▸ GIVEN REQUEST
Copy everything from the line containing "assess-analyze-box: ASSESS &" down to the end of the items, changing "circle" to "ring" and leaving all else as it is.

** start DATASET EXTRACT **

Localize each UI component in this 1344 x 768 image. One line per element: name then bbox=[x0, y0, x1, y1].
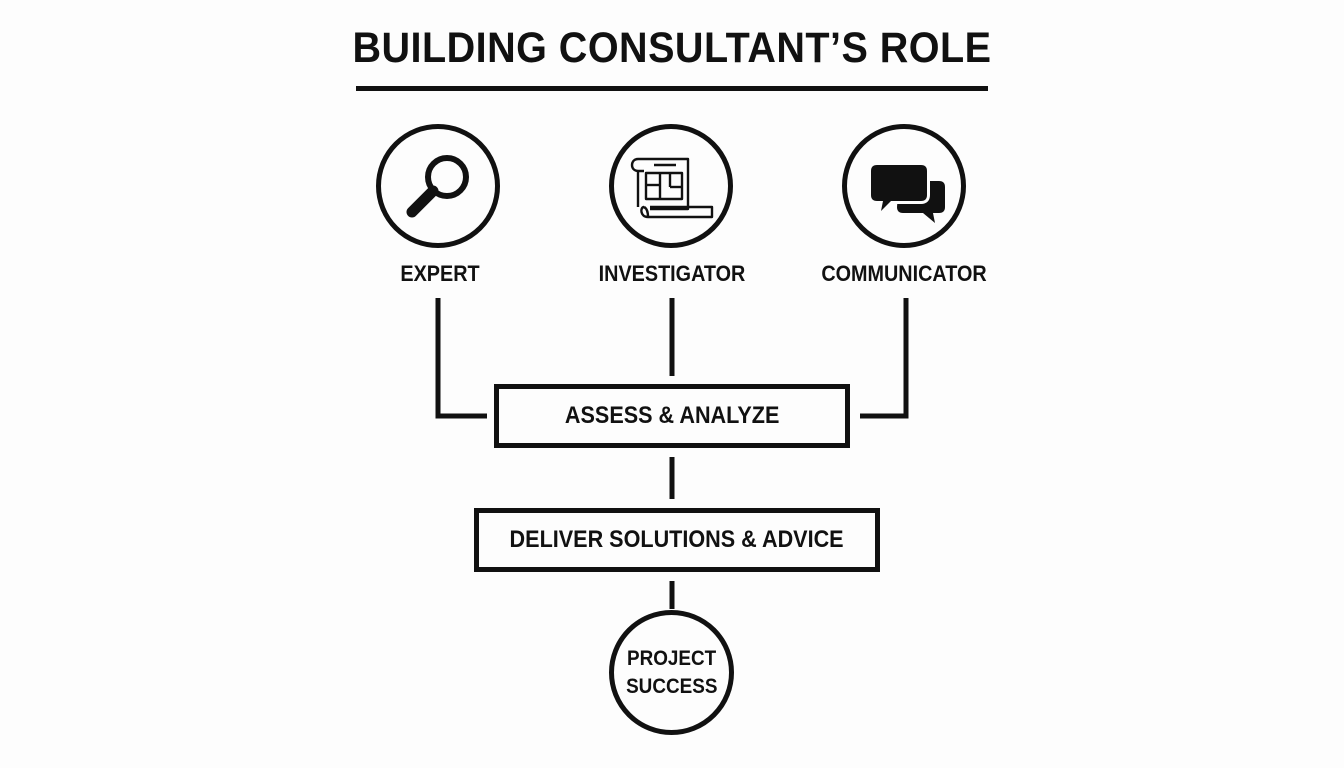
assess-analyze-box: ASSESS & ANALYZE bbox=[494, 384, 850, 448]
title-underline bbox=[356, 86, 988, 91]
role-label-expert: EXPERT bbox=[400, 261, 480, 286]
connector-communicator-to-assess bbox=[860, 298, 909, 419]
blueprint-scroll-icon bbox=[630, 157, 714, 219]
investigator-circle bbox=[609, 124, 733, 248]
project-success-line2: SUCCESS bbox=[625, 674, 718, 698]
deliver-solutions-label: DELIVER SOLUTIONS & ADVICE bbox=[509, 526, 845, 553]
assess-analyze-label: ASSESS & ANALYZE bbox=[564, 402, 780, 429]
project-success-circle: PROJECT SUCCESS bbox=[609, 610, 734, 735]
role-label-communicator: COMMUNICATOR bbox=[821, 261, 987, 286]
speech-bubbles-icon bbox=[868, 162, 945, 223]
deliver-solutions-box: DELIVER SOLUTIONS & ADVICE bbox=[474, 508, 880, 572]
connector-expert-to-assess bbox=[435, 298, 487, 419]
role-label-investigator: INVESTIGATOR bbox=[598, 261, 746, 286]
diagram-title: BUILDING CONSULTANT’S ROLE bbox=[352, 24, 992, 72]
communicator-circle bbox=[842, 124, 966, 248]
expert-circle bbox=[376, 124, 500, 248]
magnifying-glass-icon bbox=[406, 155, 469, 218]
project-success-line1: PROJECT bbox=[626, 646, 717, 670]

** end DATASET EXTRACT **

▸ RESPONSE FOR THIS EXERCISE
assess-analyze-box: ASSESS & ANALYZE bbox=[494, 384, 850, 448]
title-underline bbox=[356, 86, 988, 91]
role-label-expert: EXPERT bbox=[400, 261, 480, 286]
connector-communicator-to-assess bbox=[860, 298, 909, 419]
blueprint-scroll-icon bbox=[630, 157, 714, 219]
investigator-ring bbox=[609, 124, 733, 248]
project-success-line2: SUCCESS bbox=[625, 674, 718, 698]
deliver-solutions-label: DELIVER SOLUTIONS & ADVICE bbox=[509, 526, 845, 553]
assess-analyze-label: ASSESS & ANALYZE bbox=[564, 402, 780, 429]
project-success-ring: PROJECT SUCCESS bbox=[609, 610, 734, 735]
role-label-communicator: COMMUNICATOR bbox=[821, 261, 987, 286]
speech-bubbles-icon bbox=[868, 162, 945, 223]
deliver-solutions-box: DELIVER SOLUTIONS & ADVICE bbox=[474, 508, 880, 572]
connector-expert-to-assess bbox=[435, 298, 487, 419]
role-label-investigator: INVESTIGATOR bbox=[598, 261, 746, 286]
diagram-title: BUILDING CONSULTANT’S ROLE bbox=[352, 24, 992, 72]
communicator-ring bbox=[842, 124, 966, 248]
expert-ring bbox=[376, 124, 500, 248]
magnifying-glass-icon bbox=[406, 155, 469, 218]
project-success-line1: PROJECT bbox=[626, 646, 717, 670]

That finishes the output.